REQUIRED WORK:
Show every line that has the string "Cortex" in it.

LISTING:
####################
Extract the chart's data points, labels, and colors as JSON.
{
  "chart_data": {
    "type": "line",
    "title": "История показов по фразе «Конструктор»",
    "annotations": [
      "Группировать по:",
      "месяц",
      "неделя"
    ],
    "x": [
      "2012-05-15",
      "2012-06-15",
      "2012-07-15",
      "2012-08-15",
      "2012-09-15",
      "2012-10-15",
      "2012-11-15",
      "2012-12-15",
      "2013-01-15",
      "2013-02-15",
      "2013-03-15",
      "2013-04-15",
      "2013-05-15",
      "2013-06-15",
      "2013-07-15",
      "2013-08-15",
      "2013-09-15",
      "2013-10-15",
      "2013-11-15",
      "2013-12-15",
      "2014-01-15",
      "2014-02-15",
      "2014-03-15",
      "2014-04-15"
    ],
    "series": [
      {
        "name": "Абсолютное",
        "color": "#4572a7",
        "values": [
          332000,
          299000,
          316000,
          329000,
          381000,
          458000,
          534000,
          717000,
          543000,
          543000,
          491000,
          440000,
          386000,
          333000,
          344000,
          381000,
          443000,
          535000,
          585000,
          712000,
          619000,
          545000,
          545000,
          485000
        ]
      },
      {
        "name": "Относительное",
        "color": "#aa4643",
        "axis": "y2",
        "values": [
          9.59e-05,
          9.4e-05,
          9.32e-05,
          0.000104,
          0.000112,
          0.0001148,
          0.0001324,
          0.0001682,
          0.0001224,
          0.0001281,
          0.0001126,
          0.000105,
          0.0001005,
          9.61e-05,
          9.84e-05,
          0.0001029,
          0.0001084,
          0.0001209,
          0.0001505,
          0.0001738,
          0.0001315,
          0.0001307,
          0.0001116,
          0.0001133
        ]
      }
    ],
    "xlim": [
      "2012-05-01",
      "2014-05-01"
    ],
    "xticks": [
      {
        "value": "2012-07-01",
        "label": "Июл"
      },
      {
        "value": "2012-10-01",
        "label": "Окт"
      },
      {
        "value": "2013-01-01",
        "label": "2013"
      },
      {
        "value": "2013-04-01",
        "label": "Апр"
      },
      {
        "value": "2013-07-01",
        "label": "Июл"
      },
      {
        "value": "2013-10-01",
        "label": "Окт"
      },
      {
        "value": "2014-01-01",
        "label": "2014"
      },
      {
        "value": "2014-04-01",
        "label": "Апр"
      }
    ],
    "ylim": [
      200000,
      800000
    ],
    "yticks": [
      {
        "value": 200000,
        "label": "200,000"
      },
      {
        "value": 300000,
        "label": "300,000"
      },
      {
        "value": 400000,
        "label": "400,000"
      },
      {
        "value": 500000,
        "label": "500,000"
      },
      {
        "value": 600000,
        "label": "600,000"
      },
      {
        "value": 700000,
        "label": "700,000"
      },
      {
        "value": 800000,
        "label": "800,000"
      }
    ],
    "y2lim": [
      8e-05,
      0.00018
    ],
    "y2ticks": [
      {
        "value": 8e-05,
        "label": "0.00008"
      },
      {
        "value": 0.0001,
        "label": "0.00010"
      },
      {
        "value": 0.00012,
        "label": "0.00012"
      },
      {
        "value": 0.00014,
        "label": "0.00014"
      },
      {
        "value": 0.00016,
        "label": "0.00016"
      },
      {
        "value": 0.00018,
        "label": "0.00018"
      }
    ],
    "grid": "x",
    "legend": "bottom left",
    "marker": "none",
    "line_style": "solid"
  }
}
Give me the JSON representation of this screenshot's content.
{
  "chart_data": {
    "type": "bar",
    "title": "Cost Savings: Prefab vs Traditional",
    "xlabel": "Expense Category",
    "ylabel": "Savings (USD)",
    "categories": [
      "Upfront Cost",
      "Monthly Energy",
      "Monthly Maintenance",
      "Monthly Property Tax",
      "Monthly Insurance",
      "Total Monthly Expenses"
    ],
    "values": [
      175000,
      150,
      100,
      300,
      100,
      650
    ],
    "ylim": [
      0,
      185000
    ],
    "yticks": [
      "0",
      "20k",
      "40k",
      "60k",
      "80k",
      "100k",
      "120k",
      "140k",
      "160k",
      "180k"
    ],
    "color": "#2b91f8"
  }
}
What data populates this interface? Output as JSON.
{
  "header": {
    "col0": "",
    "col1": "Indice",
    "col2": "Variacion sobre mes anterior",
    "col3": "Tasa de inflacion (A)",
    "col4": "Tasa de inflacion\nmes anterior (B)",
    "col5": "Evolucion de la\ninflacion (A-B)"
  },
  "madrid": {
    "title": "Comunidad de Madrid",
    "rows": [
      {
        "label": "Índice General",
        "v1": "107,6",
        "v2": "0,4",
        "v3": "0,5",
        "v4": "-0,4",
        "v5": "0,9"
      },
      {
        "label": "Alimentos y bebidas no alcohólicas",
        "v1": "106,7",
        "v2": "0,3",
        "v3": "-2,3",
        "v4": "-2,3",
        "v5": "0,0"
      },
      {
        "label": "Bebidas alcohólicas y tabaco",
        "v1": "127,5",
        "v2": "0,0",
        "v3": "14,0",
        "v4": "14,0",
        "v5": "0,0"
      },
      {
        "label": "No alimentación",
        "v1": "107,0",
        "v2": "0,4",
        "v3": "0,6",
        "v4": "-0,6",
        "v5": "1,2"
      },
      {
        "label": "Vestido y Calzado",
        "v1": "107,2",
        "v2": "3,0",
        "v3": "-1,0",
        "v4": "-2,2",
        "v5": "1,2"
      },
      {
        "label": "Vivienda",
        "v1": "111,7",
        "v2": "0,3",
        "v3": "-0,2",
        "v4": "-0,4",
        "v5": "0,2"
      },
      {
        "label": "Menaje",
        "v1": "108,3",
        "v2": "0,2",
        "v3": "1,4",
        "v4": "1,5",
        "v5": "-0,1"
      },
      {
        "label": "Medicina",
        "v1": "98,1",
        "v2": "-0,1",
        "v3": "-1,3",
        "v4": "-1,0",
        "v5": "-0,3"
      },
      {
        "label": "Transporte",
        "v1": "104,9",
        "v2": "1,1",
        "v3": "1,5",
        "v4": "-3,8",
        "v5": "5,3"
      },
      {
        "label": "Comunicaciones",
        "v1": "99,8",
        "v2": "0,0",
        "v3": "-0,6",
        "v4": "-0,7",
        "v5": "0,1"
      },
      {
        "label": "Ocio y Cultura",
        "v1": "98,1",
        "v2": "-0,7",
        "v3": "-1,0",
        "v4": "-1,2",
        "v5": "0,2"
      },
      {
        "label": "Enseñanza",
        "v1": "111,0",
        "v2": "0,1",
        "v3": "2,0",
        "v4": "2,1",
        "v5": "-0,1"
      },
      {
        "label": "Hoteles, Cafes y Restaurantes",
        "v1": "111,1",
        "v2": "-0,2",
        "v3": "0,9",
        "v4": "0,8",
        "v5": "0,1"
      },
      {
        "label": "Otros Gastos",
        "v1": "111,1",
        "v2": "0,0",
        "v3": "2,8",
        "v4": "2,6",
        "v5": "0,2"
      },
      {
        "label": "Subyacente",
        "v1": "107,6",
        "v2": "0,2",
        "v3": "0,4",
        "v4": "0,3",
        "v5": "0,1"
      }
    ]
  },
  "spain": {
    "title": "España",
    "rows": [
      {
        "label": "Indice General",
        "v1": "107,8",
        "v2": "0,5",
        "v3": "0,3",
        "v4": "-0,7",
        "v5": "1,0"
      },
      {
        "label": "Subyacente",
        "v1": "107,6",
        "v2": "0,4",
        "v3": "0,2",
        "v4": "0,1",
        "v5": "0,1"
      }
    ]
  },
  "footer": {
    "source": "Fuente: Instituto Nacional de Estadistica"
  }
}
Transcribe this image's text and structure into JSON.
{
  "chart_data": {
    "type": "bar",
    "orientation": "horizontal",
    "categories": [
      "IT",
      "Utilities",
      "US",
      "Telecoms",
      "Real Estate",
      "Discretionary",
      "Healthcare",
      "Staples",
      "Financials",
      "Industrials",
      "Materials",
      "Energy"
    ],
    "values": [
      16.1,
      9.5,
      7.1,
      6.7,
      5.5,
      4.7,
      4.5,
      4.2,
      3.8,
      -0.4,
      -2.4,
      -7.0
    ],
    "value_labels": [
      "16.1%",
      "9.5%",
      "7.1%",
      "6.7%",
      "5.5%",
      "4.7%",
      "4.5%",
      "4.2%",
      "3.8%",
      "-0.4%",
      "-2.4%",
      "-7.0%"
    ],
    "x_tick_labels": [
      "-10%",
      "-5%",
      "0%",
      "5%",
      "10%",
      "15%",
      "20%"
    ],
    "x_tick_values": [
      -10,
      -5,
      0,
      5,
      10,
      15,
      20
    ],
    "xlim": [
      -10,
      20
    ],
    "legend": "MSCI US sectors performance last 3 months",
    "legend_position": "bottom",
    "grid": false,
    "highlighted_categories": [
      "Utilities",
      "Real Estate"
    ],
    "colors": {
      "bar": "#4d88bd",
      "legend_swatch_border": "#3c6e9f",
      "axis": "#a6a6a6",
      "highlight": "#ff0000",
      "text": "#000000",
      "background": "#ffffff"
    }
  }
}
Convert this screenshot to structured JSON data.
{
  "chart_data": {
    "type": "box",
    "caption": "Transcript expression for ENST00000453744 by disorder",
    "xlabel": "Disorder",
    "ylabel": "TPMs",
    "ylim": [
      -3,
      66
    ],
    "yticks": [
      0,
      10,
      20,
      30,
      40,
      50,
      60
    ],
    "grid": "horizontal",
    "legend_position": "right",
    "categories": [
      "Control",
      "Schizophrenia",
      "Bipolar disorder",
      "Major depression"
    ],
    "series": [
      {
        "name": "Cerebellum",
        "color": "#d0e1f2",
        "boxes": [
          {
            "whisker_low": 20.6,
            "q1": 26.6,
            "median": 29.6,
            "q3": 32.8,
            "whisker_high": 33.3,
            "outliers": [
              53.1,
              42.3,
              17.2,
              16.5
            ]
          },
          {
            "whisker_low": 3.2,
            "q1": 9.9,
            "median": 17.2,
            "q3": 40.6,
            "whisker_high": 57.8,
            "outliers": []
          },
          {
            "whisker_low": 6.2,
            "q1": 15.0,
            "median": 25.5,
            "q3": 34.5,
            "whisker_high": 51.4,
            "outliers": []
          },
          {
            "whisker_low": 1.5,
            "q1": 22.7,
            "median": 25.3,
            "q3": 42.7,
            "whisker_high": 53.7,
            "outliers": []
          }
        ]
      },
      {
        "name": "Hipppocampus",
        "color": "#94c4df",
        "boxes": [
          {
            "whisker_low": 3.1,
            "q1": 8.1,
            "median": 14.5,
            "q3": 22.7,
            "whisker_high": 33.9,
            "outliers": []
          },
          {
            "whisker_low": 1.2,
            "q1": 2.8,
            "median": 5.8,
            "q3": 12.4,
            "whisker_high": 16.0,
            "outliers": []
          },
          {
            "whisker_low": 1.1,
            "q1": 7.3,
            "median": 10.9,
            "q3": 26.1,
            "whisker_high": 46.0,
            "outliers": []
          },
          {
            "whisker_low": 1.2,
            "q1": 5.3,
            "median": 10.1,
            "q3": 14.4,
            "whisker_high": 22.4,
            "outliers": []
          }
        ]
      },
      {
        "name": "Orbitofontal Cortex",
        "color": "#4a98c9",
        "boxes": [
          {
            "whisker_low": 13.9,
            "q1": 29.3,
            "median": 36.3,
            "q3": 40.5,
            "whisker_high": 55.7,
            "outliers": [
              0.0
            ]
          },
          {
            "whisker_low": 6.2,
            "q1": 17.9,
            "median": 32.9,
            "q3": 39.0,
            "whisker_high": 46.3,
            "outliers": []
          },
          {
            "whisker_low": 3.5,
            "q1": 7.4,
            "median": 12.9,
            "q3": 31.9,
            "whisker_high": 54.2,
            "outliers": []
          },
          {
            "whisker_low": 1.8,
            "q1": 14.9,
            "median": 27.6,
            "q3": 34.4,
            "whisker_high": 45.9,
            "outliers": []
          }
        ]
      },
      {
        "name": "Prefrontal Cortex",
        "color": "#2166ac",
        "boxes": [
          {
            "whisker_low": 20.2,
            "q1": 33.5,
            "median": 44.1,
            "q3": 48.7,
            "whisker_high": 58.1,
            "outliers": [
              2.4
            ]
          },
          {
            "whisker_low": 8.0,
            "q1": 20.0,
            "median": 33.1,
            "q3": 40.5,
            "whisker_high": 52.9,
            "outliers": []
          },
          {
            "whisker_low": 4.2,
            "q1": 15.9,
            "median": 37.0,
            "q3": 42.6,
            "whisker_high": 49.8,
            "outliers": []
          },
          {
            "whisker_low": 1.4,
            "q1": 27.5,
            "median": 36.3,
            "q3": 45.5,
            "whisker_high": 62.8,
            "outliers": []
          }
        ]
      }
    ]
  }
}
####################
SOLUTION TO THE EXERCISE:
        "name": "Orbitofontal Cortex",
        "name": "Prefrontal Cortex",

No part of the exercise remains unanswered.